● **TASK DESCRIPTION**: Extract each line of the data and write it out again exactly.

-------- THE INPUT --------

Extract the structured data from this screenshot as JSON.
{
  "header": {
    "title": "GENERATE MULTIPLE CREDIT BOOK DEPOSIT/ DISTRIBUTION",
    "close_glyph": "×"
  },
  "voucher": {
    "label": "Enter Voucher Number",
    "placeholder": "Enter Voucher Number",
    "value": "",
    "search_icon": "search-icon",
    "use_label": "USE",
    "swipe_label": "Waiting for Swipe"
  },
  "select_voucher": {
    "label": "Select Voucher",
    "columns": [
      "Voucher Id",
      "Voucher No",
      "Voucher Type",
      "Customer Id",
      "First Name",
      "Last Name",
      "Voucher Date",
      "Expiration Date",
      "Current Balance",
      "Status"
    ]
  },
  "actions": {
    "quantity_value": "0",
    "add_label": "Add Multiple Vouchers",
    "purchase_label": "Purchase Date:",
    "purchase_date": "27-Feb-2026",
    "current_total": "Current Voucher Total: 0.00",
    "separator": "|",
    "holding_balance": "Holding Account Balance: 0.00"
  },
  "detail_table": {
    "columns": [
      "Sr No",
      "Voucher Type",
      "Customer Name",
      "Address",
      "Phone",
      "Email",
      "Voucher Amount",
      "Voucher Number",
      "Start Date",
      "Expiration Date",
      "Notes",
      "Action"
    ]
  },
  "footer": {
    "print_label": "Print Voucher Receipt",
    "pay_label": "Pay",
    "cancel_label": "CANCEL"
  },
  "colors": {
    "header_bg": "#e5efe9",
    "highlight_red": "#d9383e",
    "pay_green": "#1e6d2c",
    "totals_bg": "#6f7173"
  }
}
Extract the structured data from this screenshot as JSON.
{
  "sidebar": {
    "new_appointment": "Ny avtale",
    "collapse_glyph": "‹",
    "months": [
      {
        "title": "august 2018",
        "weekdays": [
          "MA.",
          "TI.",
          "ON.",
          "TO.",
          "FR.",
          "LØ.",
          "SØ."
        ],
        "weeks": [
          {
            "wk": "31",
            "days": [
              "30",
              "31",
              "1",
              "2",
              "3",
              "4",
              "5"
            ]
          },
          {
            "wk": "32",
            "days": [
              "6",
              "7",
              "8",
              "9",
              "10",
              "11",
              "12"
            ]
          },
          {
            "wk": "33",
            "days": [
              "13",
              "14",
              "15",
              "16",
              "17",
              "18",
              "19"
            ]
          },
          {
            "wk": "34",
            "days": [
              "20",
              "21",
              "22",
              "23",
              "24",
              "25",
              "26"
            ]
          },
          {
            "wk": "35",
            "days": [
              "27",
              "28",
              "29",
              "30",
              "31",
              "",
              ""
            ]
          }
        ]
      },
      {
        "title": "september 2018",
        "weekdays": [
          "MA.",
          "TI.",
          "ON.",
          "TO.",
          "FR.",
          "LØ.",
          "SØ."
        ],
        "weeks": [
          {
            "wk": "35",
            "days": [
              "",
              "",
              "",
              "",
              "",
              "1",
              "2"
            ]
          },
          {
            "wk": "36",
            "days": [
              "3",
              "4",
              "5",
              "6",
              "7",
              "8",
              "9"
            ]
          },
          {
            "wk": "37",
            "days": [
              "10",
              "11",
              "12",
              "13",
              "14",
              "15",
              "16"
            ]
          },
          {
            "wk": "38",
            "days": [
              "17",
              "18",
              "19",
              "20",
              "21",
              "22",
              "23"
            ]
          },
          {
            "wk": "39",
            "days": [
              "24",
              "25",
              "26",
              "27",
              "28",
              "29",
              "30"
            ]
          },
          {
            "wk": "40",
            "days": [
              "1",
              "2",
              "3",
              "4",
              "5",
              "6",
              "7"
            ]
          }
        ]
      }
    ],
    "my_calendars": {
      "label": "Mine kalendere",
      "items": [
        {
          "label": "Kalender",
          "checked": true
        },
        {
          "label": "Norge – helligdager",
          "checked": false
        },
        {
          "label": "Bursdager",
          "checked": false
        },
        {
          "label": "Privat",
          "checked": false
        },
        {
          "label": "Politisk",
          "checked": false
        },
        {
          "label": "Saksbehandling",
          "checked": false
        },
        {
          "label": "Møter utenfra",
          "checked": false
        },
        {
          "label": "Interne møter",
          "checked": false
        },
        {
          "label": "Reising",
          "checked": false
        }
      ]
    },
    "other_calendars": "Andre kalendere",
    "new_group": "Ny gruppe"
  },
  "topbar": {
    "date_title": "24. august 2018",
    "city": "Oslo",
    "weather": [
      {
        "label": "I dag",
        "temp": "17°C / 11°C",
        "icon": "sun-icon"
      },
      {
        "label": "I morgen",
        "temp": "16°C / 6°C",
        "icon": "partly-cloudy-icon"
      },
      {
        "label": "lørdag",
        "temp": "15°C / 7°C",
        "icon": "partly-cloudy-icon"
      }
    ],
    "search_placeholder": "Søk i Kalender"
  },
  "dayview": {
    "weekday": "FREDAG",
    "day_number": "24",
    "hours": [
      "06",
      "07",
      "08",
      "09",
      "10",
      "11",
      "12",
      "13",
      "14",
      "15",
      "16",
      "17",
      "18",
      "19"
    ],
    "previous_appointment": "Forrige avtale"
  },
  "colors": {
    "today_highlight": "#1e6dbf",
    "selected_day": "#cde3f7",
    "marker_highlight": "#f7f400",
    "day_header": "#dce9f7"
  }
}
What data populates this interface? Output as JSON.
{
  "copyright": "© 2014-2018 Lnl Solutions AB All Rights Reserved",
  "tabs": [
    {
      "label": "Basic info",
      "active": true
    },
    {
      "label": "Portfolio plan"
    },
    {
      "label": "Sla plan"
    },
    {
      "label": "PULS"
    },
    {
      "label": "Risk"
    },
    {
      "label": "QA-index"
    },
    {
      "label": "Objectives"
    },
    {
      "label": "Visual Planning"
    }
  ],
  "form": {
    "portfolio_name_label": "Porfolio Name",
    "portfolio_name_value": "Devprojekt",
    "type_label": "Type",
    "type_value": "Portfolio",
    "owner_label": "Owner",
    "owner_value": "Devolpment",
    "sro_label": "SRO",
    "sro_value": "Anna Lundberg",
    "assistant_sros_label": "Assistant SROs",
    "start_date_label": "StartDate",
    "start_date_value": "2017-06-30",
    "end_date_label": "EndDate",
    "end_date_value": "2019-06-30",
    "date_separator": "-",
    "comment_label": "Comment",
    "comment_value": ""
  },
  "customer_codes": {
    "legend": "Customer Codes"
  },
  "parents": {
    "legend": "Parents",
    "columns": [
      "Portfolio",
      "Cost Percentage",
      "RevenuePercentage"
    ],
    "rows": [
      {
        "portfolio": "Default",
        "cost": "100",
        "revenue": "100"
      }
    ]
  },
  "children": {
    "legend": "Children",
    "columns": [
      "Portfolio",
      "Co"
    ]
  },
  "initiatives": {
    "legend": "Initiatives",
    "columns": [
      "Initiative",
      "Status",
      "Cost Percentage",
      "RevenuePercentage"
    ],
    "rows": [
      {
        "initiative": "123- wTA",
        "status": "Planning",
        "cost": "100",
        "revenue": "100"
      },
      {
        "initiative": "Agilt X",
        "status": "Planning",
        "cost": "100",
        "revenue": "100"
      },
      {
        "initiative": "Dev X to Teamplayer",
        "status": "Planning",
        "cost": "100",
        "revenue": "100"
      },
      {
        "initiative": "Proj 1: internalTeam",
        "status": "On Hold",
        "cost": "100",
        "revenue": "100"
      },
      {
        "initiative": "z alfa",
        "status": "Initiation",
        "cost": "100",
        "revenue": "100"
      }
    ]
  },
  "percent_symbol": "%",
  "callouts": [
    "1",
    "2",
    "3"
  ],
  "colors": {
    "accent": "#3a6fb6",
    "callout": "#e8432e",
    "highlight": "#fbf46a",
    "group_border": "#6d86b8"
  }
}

--------

● **WORKED SOLUTION**:
Extract the structured data from this screenshot as JSON.
{
  "header": {
    "title": "GENERATE MULTIPLE CREDIT BOOK DEPOSIT/ DISTRIBUTION",
    "close_glyph": "×"
  },
  "voucher": {
    "label": "Enter Voucher Number",
    "placeholder": "Enter Voucher Number",
    "value": "",
    "search_icon": "search-icon",
    "use_label": "USE",
    "swipe_label": "Waiting for Swipe"
  },
  "select_voucher": {
    "label": "Select Voucher",
    "columns": [
      "Voucher Id",
      "Voucher No",
      "Voucher Type",
      "Customer Id",
      "First Name",
      "Last Name",
      "Voucher Date",
      "Expiration Date",
      "Current Balance",
      "Status"
    ]
  },
  "actions": {
    "quantity_value": "0",
    "add_label": "Add Multiple Vouchers",
    "purchase_label": "Purchase Date:",
    "purchase_date": "27-Feb-2026",
    "current_total": "Current Voucher Total: 0.00",
    "separator": "|",
    "holding_balance": "Holding Account Balance: 0.00"
  },
  "detail_table": {
    "columns": [
      "Sr No",
      "Voucher Type",
      "Customer Name",
      "Address",
      "Phone",
      "Email",
      "Voucher Amount",
      "Voucher Number",
      "Start Date",
      "Expiration Date",
      "Notes",
      "Action"
    ]
  },
  "footer": {
    "print_label": "Print Voucher Receipt",
    "pay_label": "Pay",
    "cancel_label": "CANCEL"
  },
  "colors": {
    "header_bg": "#e5efe9",
    "highlight_red": "#d9383e",
    "pay_green": "#1e6d2c",
    "totals_bg": "#6f7173"
  }
}
Extract the structured data from this screenshot as JSON.
{
  "sidebar": {
    "new_appointment": "Ny avtale",
    "collapse_glyph": "‹",
    "months": [
      {
        "title": "august 2018",
        "weekdays": [
          "MA.",
          "TI.",
          "ON.",
          "TO.",
          "FR.",
          "LØ.",
          "SØ."
        ],
        "weeks": [
          {
            "wk": "31",
            "days": [
              "30",
              "31",
              "1",
              "2",
              "3",
              "4",
              "5"
            ]
          },
          {
            "wk": "32",
            "days": [
              "6",
              "7",
              "8",
              "9",
              "10",
              "11",
              "12"
            ]
          },
          {
            "wk": "33",
            "days": [
              "13",
              "14",
              "15",
              "16",
              "17",
              "18",
              "19"
            ]
          },
          {
            "wk": "34",
            "days": [
              "20",
              "21",
              "22",
              "23",
              "24",
              "25",
              "26"
            ]
          },
          {
            "wk": "35",
            "days": [
              "27",
              "28",
              "29",
              "30",
              "31",
              "",
              ""
            ]
          }
        ]
      },
      {
        "title": "september 2018",
        "weekdays": [
          "MA.",
          "TI.",
          "ON.",
          "TO.",
          "FR.",
          "LØ.",
          "SØ."
        ],
        "weeks": [
          {
            "wk": "35",
            "days": [
              "",
              "",
              "",
              "",
              "",
              "1",
              "2"
            ]
          },
          {
            "wk": "36",
            "days": [
              "3",
              "4",
              "5",
              "6",
              "7",
              "8",
              "9"
            ]
          },
          {
            "wk": "37",
            "days": [
              "10",
              "11",
              "12",
              "13",
              "14",
              "15",
              "16"
            ]
          },
          {
            "wk": "38",
            "days": [
              "17",
              "18",
              "19",
              "20",
              "21",
              "22",
              "23"
            ]
          },
          {
            "wk": "39",
            "days": [
              "24",
              "25",
              "26",
              "27",
              "28",
              "29",
              "30"
            ]
          },
          {
            "wk": "40",
            "days": [
              "1",
              "2",
              "3",
              "4",
              "5",
              "6",
              "7"
            ]
          }
        ]
      }
    ],
    "my_calendars": {
      "label": "Mine kalendere",
      "items": [
        {
          "label": "Kalender",
          "checked": true
        },
        {
          "label": "Norge – helligdager",
          "checked": false
        },
        {
          "label": "Bursdager",
          "checked": false
        },
        {
          "label": "Privat",
          "checked": false
        },
        {
          "label": "Politisk",
          "checked": false
        },
        {
          "label": "Saksbehandling",
          "checked": false
        },
        {
          "label": "Møter utenfra",
          "checked": false
        },
        {
          "label": "Interne møter",
          "checked": false
        },
        {
          "label": "Reising",
          "checked": false
        }
      ]
    },
    "other_calendars": "Andre kalendere",
    "new_group": "Ny gruppe"
  },
  "topbar": {
    "date_title": "24. august 2018",
    "city": "Oslo",
    "weather": [
      {
        "label": "I dag",
        "temp": "17°C / 11°C",
        "icon": "sun-icon"
      },
      {
        "label": "I morgen",
        "temp": "16°C / 6°C",
        "icon": "partly-cloudy-icon"
      },
      {
        "label": "lørdag",
        "temp": "15°C / 7°C",
        "icon": "partly-cloudy-icon"
      }
    ],
    "search_placeholder": "Søk i Kalender"
  },
  "dayview": {
    "weekday": "FREDAG",
    "day_number": "24",
    "hours": [
      "06",
      "07",
      "08",
      "09",
      "10",
      "11",
      "12",
      "13",
      "14",
      "15",
      "16",
      "17",
      "18",
      "19"
    ],
    "previous_appointment": "Forrige avtale"
  },
  "colors": {
    "today_highlight": "#1e6dbf",
    "selected_day": "#cde3f7",
    "marker_highlight": "#f7f400",
    "day_header": "#dce9f7"
  }
}
What data populates this interface? Output as JSON.
{
  "copyright": "© 2014-2018 Lnl Solutions AB All Rights Reserved",
  "tabs": [
    {
      "label": "Basic info",
      "active": true
    },
    {
      "label": "Portfolio plan"
    },
    {
      "label": "Sla plan"
    },
    {
      "label": "PULS"
    },
    {
      "label": "Risk"
    },
    {
      "label": "QA-index"
    },
    {
      "label": "Objectives"
    },
    {
      "label": "Visual Planning"
    }
  ],
  "form": {
    "portfolio_name_label": "Porfolio Name",
    "portfolio_name_value": "Devprojekt",
    "type_label": "Type",
    "type_value": "Portfolio",
    "owner_label": "Owner",
    "owner_value": "Devolpment",
    "sro_label": "SRO",
    "sro_value": "Anna Lundberg",
    "assistant_sros_label": "Assistant SROs",
    "start_date_label": "StartDate",
    "start_date_value": "2017-06-30",
    "end_date_label": "EndDate",
    "end_date_value": "2019-06-30",
    "date_separator": "-",
    "comment_label": "Comment",
    "comment_value": ""
  },
  "customer_codes": {
    "legend": "Customer Codes"
  },
  "parents": {
    "legend": "Parents",
    "columns": [
      "Portfolio",
      "Cost Percentage",
      "RevenuePercentage"
    ],
    "rows": [
      {
        "portfolio": "Default",
        "cost": "100",
        "revenue": "100"
      }
    ]
  },
  "children": {
    "legend": "Children",
    "columns": [
      "Portfolio",
      "Co"
    ]
  },
  "initiatives": {
    "legend": "Initiatives",
    "columns": [
      "Initiative",
      "Status",
      "Cost Percentage",
      "RevenuePercentage"
    ],
    "rows": [
      {
        "initiative": "123- wTA",
        "status": "Planning",
        "cost": "100",
        "revenue": "100"
      },
      {
        "initiative": "Agilt X",
        "status": "Planning",
        "cost": "100",
        "revenue": "100"
      },
      {
        "initiative": "Dev X to Teamplayer",
        "status": "Planning",
        "cost": "100",
        "revenue": "100"
      },
      {
        "initiative": "Proj 1: internalTeam",
        "status": "On Hold",
        "cost": "100",
        "revenue": "100"
      },
      {
        "initiative": "z alfa",
        "status": "Initiation",
        "cost": "100",
        "revenue": "100"
      }
    ]
  },
  "percent_symbol": "%",
  "callouts": [
    "1",
    "2",
    "3"
  ],
  "colors": {
    "accent": "#3a6fb6",
    "callout": "#e8432e",
    "highlight": "#fbf46a",
    "group_border": "#6d86b8"
  }
}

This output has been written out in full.